- To do: Search the data below for the string "Domicilio". Extract every line that contains it.

Extracted records
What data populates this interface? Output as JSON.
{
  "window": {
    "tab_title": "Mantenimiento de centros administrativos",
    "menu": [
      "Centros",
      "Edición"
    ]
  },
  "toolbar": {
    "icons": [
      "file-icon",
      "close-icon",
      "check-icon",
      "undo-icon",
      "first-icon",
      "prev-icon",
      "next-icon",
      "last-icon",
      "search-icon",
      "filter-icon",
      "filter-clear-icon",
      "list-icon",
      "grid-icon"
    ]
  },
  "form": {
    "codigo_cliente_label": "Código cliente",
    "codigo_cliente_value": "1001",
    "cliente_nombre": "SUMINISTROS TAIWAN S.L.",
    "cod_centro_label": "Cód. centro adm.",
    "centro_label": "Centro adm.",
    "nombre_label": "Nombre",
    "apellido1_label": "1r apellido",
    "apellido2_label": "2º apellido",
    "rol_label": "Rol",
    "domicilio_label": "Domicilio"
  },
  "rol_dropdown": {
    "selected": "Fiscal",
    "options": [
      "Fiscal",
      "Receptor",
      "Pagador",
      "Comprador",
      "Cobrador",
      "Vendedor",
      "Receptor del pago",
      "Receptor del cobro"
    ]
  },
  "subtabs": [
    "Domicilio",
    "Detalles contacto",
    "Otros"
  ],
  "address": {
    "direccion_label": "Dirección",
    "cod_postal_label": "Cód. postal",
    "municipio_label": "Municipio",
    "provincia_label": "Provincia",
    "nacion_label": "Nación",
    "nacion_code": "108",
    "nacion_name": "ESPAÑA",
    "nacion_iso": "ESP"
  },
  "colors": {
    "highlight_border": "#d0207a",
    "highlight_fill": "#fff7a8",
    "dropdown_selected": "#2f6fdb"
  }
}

- Written answer:
    "domicilio_label": "Domicilio"
    "Domicilio",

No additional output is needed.